Aim of the exercise: Repeat the entries below exactly as they appear, with no pictures.

══════════════════════════════

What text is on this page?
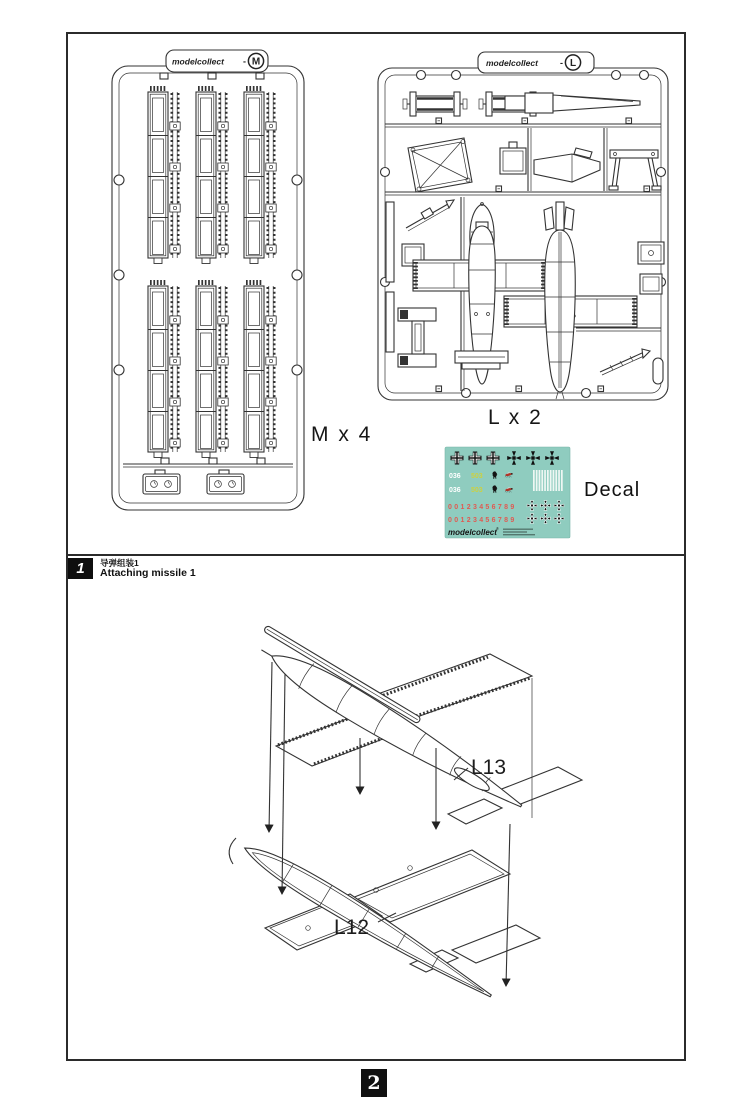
modelcollect - M
M x 4
modelcollect - L
L x 2
036 503
036 503
0 0 1 2 3 4 5 6 7 8 9
0 0 1 2 3 4 5 6 7 8 9
modelcollect ®
Decal
1	导弹组装1
Attaching missile 1
L13
L12
2
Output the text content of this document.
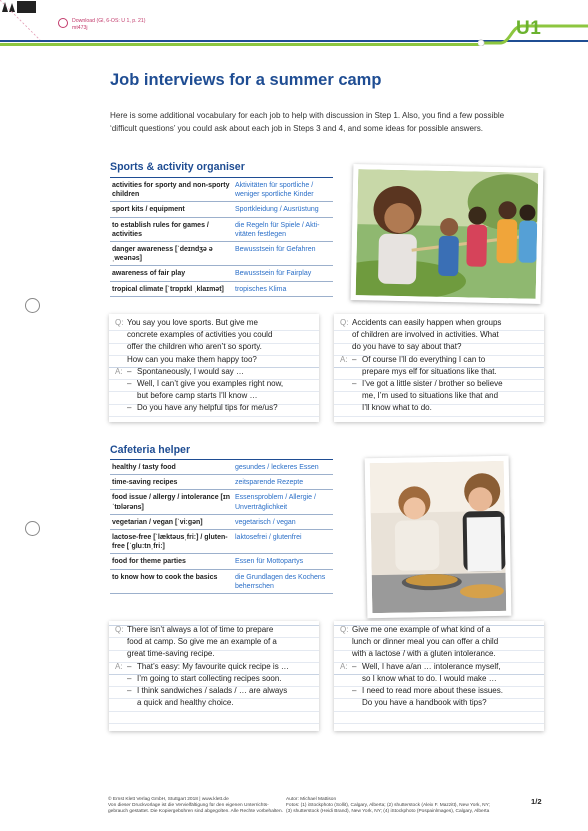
Download (Gl, 6-OS: U 1, p. 21)
mt473j	U1
Job interviews for a summer camp

Here is some additional vocabulary for each job to help with discussion in Step 1. Also, you find a few possible ‘difficult questions’ you could ask about each job in Steps 3 and 4, and some ideas for possible answers.

Sports & activity organiser
activities for sporty and non-sporty children	Aktivitäten für sportliche / weniger sportliche Kinder
sport kits / equipment	Sportkleidung / Ausrüstung
to establish rules for games / activities	die Regeln für Spiele / Akti-vitäten festlegen
danger awareness [ˈdeɪndʒə əˌweənəs]	Bewusstsein für Gefahren
awareness of fair play	Bewusstsein für Fairplay
tropical climate [ˈtrɒpɪkl ˌklaɪmət]	tropisches Klima
Q: You say you love sports. But give me
concrete examples of activities you could
offer the children who aren’t so sporty.
How can you make them happy too?
A: – Spontaneously, I would say …
– Well, I can’t give you examples right now,
but before camp starts I’ll know …
– Do you have any helpful tips for me/us?
Q: Accidents can easily happen when groups
of children are involved in activities. What
do you have to say about that?
A: – Of course I’ll do everything I can to
prepare mys elf for situations like that.
– I’ve got a little sister / brother so believe
me, I’m used to situations like that and
I’ll know what to do.
Cafeteria helper
healthy / tasty food	gesundes / leckeres Essen
time-saving recipes	zeitsparende Rezepte
food issue / allergy / intolerance [ɪnˈtɒlərəns]	Essensproblem / Allergie / Unverträglichkeit
vegetarian / vegan [ˈviːɡən]	vegetarisch / vegan
lactose-free [ˈlæktəʊsˌfriː] / gluten-free [ˈɡluːtnˌfriː]	laktosefrei / glutenfrei
food for theme parties	Essen für Mottopartys
to know how to cook the basics	die Grundlagen des Kochens beherrschen
Q: There isn’t always a lot of time to prepare
food at camp. So give me an example of a
great time-saving recipe.
A: – That’s easy: My favourite quick recipe is …
– I’m going to start collecting recipes soon.
– I think sandwiches / salads / … are always
a quick and healthy choice.
Q: Give me one example of what kind of a
lunch or dinner meal you can offer a child
with a lactose / with a gluten intolerance.
A: – Well, I have a/an … intolerance myself,
so I know what to do. I would make …
– I need to read more about these issues.
Do you have a handbook with tips?
Klett
© Ernst Klett Verlag GmbH, Stuttgart 2018 | www.klett.de
Von dieser Druckvorlage ist die Vervielfältigung für den eigenen Unterrichts-
gebrauch gestattet. Die Kopiergebühren sind abgegolten. Alle Rechte vorbehalten.
Autor: Michael Mattison
Fotos: (1) iStockphoto (Sollit), Calgary, Alberta; (2) shutterstock (Aleix F. Mazzitt), New York, NY;
(3) shutterstock (Heidi Brand), New York, NY; (4) iStockphoto (Pospainlmages), Calgary, Alberta
1/2
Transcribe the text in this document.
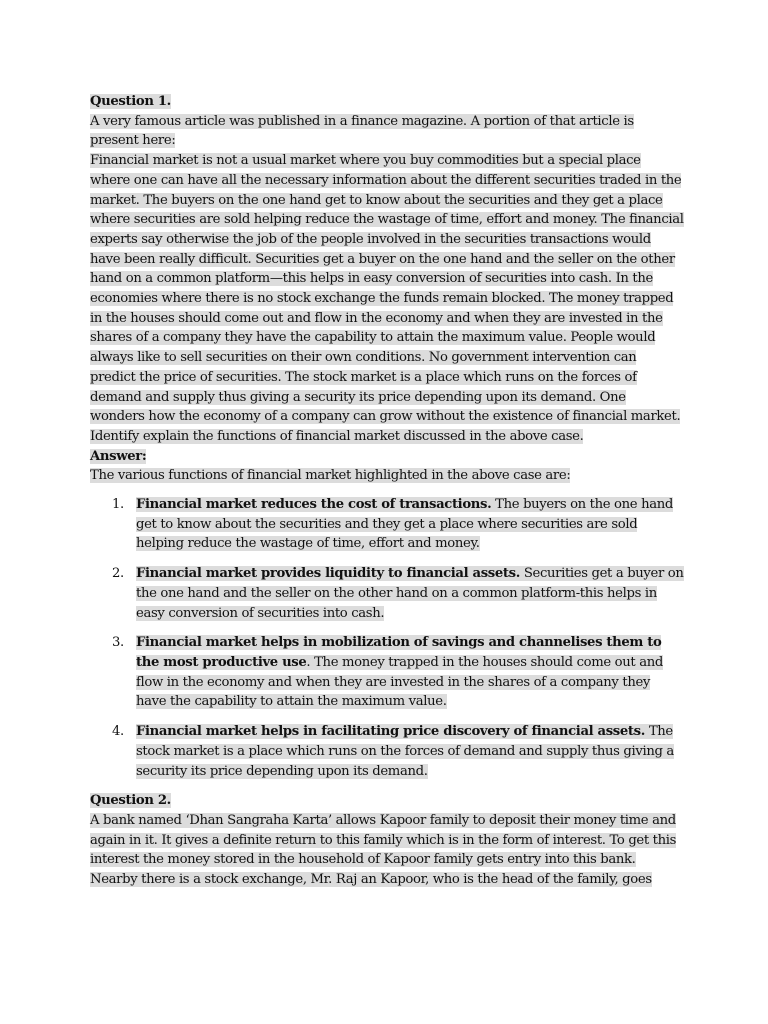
Question 1.

A very famous article was published in a finance magazine. A portion of that article is present here:

Financial market is not a usual market where you buy commodities but a special place where one can have all the necessary information about the different securities traded in the market. The buyers on the one hand get to know about the securities and they get a place where securities are sold helping reduce the wastage of time, effort and money. The financial experts say otherwise the job of the people involved in the securities transactions would have been really difficult. Securities get a buyer on the one hand and the seller on the other hand on a common platform—this helps in easy conversion of securities into cash. In the economies where there is no stock exchange the funds remain blocked. The money trapped in the houses should come out and flow in the economy and when they are invested in the shares of a company they have the capability to attain the maximum value. People would always like to sell securities on their own conditions. No government intervention can predict the price of securities. The stock market is a place which runs on the forces of demand and supply thus giving a security its price depending upon its demand. One wonders how the economy of a company can grow without the existence of financial market.

Identify explain the functions of financial market discussed in the above case.

Answer:

The various functions of financial market highlighted in the above case are:

1. Financial market reduces the cost of transactions. The buyers on the one hand get to know about the securities and they get a place where securities are sold helping reduce the wastage of time, effort and money.
2. Financial market provides liquidity to financial assets. Securities get a buyer on the one hand and the seller on the other hand on a common platform-this helps in easy conversion of securities into cash.
3. Financial market helps in mobilization of savings and channelises them to the most productive use. The money trapped in the houses should come out and flow in the economy and when they are invested in the shares of a company they have the capability to attain the maximum value.
4. Financial market helps in facilitating price discovery of financial assets. The stock market is a place which runs on the forces of demand and supply thus giving a security its price depending upon its demand.

Question 2.

A bank named ‘Dhan Sangraha Karta’ allows Kapoor family to deposit their money time and again in it. It gives a definite return to this family which is in the form of interest. To get this interest the money stored in the household of Kapoor family gets entry into this bank. Nearby there is a stock exchange, Mr. Raj an Kapoor, who is the head of the family, goes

══════════════════════════════

Finished exercise:
What text is on this page?
modelcollect - M
M x 4
modelcollect - L
L x 2
036 503
036 503
0 0 1 2 3 4 5 6 7 8 9
0 0 1 2 3 4 5 6 7 8 9
modelcollect ®
Decal
1	导弹组装1
Attaching missile 1
L13
L12
2
Output the text content of this document.
Download (Gl, 6-OS: U 1, p. 21)
mt473j	U1
Job interviews for a summer camp

Here is some additional vocabulary for each job to help with discussion in Step 1. Also, you find a few possible ‘difficult questions’ you could ask about each job in Steps 3 and 4, and some ideas for possible answers.

Sports & activity organiser
activities for sporty and non-sporty children	Aktivitäten für sportliche / weniger sportliche Kinder
sport kits / equipment	Sportkleidung / Ausrüstung
to establish rules for games / activities	die Regeln für Spiele / Akti-vitäten festlegen
danger awareness [ˈdeɪndʒə əˌweənəs]	Bewusstsein für Gefahren
awareness of fair play	Bewusstsein für Fairplay
tropical climate [ˈtrɒpɪkl ˌklaɪmət]	tropisches Klima
Q: You say you love sports. But give me
concrete examples of activities you could
offer the children who aren’t so sporty.
How can you make them happy too?
A: – Spontaneously, I would say …
– Well, I can’t give you examples right now,
but before camp starts I’ll know …
– Do you have any helpful tips for me/us?
Q: Accidents can easily happen when groups
of children are involved in activities. What
do you have to say about that?
A: – Of course I’ll do everything I can to
prepare mys elf for situations like that.
– I’ve got a little sister / brother so believe
me, I’m used to situations like that and
I’ll know what to do.
Cafeteria helper
healthy / tasty food	gesundes / leckeres Essen
time-saving recipes	zeitsparende Rezepte
food issue / allergy / intolerance [ɪnˈtɒlərəns]	Essensproblem / Allergie / Unverträglichkeit
vegetarian / vegan [ˈviːɡən]	vegetarisch / vegan
lactose-free [ˈlæktəʊsˌfriː] / gluten-free [ˈɡluːtnˌfriː]	laktosefrei / glutenfrei
food for theme parties	Essen für Mottopartys
to know how to cook the basics	die Grundlagen des Kochens beherrschen
Q: There isn’t always a lot of time to prepare
food at camp. So give me an example of a
great time-saving recipe.
A: – That’s easy: My favourite quick recipe is …
– I’m going to start collecting recipes soon.
– I think sandwiches / salads / … are always
a quick and healthy choice.
Q: Give me one example of what kind of a
lunch or dinner meal you can offer a child
with a lactose / with a gluten intolerance.
A: – Well, I have a/an … intolerance myself,
so I know what to do. I would make …
– I need to read more about these issues.
Do you have a handbook with tips?
Klett
© Ernst Klett Verlag GmbH, Stuttgart 2018 | www.klett.de
Von dieser Druckvorlage ist die Vervielfältigung für den eigenen Unterrichts-
gebrauch gestattet. Die Kopiergebühren sind abgegolten. Alle Rechte vorbehalten.
Autor: Michael Mattison
Fotos: (1) iStockphoto (Sollit), Calgary, Alberta; (2) shutterstock (Aleix F. Mazzitt), New York, NY;
(3) shutterstock (Heidi Brand), New York, NY; (4) iStockphoto (Pospainlmages), Calgary, Alberta
1/2
Transcribe the text in this document.
Question 1.

A very famous article was published in a finance magazine. A portion of that article is present here:

Financial market is not a usual market where you buy commodities but a special place where one can have all the necessary information about the different securities traded in the market. The buyers on the one hand get to know about the securities and they get a place where securities are sold helping reduce the wastage of time, effort and money. The financial experts say otherwise the job of the people involved in the securities transactions would have been really difficult. Securities get a buyer on the one hand and the seller on the other hand on a common platform—this helps in easy conversion of securities into cash. In the economies where there is no stock exchange the funds remain blocked. The money trapped in the houses should come out and flow in the economy and when they are invested in the shares of a company they have the capability to attain the maximum value. People would always like to sell securities on their own conditions. No government intervention can predict the price of securities. The stock market is a place which runs on the forces of demand and supply thus giving a security its price depending upon its demand. One wonders how the economy of a company can grow without the existence of financial market.

Identify explain the functions of financial market discussed in the above case.

Answer:

The various functions of financial market highlighted in the above case are:

1. Financial market reduces the cost of transactions. The buyers on the one hand get to know about the securities and they get a place where securities are sold helping reduce the wastage of time, effort and money.
2. Financial market provides liquidity to financial assets. Securities get a buyer on the one hand and the seller on the other hand on a common platform-this helps in easy conversion of securities into cash.
3. Financial market helps in mobilization of savings and channelises them to the most productive use. The money trapped in the houses should come out and flow in the economy and when they are invested in the shares of a company they have the capability to attain the maximum value.
4. Financial market helps in facilitating price discovery of financial assets. The stock market is a place which runs on the forces of demand and supply thus giving a security its price depending upon its demand.

Question 2.

A bank named ‘Dhan Sangraha Karta’ allows Kapoor family to deposit their money time and again in it. It gives a definite return to this family which is in the form of interest. To get this interest the money stored in the household of Kapoor family gets entry into this bank. Nearby there is a stock exchange, Mr. Raj an Kapoor, who is the head of the family, goes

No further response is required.